- [THE TASK]: Copy out each line containing "Ecuador" from the entries below.

Raw records:

====

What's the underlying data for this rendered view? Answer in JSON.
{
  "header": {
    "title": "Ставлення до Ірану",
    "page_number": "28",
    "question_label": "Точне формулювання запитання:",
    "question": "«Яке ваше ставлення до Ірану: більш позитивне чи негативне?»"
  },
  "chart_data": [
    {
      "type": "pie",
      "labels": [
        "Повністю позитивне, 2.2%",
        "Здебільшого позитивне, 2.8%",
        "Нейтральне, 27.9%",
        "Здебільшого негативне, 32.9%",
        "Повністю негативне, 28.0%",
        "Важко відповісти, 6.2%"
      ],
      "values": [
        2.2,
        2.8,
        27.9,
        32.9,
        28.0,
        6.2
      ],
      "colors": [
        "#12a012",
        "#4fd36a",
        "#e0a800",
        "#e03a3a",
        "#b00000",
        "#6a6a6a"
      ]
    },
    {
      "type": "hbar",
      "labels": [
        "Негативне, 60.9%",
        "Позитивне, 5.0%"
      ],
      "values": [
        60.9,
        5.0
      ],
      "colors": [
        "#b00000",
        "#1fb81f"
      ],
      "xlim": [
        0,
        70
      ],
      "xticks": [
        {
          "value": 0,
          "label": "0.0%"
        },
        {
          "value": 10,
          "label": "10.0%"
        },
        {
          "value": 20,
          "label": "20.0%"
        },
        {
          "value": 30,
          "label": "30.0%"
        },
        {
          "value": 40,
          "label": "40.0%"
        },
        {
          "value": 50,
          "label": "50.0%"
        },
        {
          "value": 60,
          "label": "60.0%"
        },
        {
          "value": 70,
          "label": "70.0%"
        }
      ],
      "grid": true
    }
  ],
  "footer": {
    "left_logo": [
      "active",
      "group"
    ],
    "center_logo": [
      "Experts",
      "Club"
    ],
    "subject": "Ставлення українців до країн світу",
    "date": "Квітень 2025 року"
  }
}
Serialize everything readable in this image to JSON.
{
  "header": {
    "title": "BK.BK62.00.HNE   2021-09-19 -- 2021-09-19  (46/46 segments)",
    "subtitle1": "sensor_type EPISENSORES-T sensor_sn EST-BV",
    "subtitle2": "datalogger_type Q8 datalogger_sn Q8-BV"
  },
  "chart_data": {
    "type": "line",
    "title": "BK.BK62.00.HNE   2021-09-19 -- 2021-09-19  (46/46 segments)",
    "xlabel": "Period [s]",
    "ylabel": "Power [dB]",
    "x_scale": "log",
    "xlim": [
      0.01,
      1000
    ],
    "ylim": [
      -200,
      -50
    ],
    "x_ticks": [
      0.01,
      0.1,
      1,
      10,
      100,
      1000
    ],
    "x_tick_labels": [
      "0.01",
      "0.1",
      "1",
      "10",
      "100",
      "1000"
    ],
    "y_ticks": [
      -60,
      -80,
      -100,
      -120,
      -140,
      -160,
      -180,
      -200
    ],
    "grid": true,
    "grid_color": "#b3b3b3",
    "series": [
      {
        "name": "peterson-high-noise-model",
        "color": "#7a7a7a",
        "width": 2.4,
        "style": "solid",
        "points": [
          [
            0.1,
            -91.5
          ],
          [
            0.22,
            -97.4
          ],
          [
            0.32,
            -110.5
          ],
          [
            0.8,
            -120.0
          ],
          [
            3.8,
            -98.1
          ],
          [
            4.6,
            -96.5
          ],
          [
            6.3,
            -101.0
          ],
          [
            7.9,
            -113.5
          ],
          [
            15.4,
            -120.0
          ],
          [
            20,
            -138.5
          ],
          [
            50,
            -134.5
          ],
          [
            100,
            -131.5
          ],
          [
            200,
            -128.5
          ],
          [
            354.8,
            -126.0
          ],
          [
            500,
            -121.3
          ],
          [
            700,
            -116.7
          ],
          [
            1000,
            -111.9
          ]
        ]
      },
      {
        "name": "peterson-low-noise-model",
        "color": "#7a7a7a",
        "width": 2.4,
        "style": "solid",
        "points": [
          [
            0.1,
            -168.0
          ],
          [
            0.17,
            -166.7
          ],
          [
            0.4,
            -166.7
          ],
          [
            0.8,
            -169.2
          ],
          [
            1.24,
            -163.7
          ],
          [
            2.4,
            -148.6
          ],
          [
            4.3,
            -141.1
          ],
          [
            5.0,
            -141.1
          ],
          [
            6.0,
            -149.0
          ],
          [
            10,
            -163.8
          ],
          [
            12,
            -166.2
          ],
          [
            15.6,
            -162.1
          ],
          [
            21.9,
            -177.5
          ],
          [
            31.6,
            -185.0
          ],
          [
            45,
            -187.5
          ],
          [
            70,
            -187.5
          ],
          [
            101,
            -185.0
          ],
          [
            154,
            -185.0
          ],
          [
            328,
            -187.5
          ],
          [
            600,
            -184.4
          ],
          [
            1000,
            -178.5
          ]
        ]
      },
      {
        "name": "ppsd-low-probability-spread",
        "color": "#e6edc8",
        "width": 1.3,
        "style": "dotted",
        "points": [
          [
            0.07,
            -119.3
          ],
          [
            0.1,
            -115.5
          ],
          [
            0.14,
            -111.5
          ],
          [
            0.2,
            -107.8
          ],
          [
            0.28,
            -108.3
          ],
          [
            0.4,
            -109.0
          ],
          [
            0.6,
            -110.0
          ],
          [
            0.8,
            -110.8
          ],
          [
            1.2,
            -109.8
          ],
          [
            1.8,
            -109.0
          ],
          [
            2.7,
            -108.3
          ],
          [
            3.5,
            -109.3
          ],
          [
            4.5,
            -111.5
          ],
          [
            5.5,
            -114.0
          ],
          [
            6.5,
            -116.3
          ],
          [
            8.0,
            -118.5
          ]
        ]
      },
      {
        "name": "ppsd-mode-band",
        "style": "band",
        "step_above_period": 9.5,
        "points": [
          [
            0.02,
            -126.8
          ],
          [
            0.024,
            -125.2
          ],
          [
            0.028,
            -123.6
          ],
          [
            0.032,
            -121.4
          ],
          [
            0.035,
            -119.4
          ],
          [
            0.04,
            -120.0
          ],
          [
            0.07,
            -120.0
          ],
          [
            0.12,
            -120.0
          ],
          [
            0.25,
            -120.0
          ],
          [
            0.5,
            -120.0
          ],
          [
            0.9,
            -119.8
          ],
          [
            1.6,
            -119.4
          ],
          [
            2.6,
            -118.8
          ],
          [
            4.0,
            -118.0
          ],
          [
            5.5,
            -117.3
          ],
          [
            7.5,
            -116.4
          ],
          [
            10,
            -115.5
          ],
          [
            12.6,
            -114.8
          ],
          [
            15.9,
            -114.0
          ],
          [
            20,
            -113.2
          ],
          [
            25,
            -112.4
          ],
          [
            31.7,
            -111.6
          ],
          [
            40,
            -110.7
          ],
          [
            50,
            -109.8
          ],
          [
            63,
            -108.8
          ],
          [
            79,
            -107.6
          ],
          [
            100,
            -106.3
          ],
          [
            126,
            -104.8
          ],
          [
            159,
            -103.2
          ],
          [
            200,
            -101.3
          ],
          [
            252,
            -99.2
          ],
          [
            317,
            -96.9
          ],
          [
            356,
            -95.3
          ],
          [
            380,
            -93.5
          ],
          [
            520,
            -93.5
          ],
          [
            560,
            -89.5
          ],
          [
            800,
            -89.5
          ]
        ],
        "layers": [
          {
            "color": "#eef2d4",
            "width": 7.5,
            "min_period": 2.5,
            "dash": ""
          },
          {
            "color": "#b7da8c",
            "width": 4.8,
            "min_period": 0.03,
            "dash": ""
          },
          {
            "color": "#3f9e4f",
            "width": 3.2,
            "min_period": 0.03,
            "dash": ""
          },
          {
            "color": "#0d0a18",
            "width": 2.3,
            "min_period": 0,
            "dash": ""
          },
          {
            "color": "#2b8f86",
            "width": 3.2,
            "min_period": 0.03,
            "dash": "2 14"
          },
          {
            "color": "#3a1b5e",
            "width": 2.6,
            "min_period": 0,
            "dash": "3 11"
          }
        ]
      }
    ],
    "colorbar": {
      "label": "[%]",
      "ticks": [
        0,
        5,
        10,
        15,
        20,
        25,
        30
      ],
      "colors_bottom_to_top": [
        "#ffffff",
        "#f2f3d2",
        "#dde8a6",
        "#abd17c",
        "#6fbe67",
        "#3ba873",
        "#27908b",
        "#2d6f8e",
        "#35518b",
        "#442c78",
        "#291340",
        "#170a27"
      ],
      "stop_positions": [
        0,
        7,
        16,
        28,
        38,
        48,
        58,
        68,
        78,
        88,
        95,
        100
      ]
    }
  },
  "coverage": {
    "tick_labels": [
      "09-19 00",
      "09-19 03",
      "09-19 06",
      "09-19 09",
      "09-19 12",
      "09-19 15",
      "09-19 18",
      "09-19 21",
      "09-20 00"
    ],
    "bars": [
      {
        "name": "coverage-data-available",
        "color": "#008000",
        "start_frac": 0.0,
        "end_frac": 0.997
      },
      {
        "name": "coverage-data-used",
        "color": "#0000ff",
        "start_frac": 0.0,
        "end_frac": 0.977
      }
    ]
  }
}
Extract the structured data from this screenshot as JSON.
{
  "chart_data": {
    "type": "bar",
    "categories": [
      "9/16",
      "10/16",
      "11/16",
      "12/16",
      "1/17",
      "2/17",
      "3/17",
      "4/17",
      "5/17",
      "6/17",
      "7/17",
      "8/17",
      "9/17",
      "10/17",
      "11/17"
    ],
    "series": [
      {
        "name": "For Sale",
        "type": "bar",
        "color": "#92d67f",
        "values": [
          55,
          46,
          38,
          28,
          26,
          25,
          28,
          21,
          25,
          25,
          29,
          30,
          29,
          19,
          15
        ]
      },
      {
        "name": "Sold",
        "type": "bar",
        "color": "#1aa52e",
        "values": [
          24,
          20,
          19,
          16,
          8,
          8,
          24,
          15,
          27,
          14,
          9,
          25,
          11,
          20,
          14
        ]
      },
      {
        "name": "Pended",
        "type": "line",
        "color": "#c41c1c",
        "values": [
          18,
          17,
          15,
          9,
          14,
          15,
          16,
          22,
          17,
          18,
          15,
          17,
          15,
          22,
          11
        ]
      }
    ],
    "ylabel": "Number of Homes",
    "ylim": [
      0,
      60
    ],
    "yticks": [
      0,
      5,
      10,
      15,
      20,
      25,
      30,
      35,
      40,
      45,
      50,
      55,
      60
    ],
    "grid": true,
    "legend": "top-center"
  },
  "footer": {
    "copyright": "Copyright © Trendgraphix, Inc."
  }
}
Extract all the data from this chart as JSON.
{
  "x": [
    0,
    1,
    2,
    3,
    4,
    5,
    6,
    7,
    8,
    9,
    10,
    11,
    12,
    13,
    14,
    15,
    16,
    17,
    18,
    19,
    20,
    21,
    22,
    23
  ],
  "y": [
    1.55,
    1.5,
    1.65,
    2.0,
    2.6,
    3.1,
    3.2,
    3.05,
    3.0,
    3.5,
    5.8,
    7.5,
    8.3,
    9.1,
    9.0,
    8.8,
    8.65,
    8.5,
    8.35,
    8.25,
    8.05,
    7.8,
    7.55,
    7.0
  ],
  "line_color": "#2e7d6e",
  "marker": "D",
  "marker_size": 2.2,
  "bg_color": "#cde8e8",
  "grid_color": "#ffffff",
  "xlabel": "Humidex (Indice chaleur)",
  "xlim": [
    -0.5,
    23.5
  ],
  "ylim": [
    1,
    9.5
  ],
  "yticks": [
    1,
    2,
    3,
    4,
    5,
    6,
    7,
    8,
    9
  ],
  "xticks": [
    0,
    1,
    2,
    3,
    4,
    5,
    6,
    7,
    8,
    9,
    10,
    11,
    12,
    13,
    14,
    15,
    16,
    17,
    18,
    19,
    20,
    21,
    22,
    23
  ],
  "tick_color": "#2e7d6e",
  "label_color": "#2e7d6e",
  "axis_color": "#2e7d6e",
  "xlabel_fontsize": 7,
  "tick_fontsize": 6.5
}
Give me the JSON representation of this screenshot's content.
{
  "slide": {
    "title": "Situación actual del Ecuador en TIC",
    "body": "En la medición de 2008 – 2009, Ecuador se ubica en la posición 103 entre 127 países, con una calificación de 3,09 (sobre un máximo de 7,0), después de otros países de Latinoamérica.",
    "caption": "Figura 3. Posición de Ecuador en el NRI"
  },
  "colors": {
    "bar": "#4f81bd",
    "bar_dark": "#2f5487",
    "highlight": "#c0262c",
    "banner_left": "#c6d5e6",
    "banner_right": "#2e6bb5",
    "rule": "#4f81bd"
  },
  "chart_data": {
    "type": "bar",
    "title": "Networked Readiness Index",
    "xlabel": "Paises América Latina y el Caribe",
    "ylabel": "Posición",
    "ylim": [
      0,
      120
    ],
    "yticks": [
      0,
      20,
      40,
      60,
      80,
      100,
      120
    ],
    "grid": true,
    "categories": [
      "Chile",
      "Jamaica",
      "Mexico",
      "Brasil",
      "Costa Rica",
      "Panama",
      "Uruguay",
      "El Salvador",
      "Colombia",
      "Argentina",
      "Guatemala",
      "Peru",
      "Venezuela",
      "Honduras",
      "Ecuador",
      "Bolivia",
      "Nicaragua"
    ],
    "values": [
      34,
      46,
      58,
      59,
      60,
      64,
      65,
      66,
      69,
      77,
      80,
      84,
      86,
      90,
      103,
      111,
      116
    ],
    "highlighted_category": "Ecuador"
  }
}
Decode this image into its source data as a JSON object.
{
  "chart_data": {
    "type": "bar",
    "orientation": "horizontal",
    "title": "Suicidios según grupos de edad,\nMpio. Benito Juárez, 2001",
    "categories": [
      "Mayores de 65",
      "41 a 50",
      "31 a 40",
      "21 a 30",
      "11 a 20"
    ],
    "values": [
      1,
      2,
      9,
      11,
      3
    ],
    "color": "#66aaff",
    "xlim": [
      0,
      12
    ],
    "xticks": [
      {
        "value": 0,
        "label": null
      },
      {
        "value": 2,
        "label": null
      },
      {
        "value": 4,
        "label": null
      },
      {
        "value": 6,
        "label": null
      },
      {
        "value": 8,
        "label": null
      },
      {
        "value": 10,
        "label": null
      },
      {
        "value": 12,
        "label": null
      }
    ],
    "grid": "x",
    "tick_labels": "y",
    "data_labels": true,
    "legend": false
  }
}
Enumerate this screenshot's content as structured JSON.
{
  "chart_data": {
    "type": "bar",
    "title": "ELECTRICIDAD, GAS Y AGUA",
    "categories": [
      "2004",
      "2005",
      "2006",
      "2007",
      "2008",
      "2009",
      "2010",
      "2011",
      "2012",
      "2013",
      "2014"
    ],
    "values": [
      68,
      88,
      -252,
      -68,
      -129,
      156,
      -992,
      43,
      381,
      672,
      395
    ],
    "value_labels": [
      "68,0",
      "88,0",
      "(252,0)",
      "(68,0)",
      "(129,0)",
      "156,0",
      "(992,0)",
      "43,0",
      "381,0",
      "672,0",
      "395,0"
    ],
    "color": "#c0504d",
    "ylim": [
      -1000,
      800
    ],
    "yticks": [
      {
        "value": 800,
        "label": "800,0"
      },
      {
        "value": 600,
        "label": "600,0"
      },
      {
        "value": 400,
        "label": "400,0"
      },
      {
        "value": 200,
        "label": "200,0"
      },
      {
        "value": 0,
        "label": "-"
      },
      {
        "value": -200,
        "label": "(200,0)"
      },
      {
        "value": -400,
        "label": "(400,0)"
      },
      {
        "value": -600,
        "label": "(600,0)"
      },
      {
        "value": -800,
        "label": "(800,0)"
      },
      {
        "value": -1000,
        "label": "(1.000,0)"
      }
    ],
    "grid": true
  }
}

====

- [EXPECTED OUTPUT]:
    "title": "Situación actual del Ecuador en TIC",
    "body": "En la medición de 2008 – 2009, Ecuador se ubica en la posición 103 entre 127 países, con una calificación de 3,09 (sobre un máximo de 7,0), después de otros países de Latinoamérica.",
    "caption": "Figura 3. Posición de Ecuador en el NRI"
      "Ecuador",
    "highlighted_category": "Ecuador"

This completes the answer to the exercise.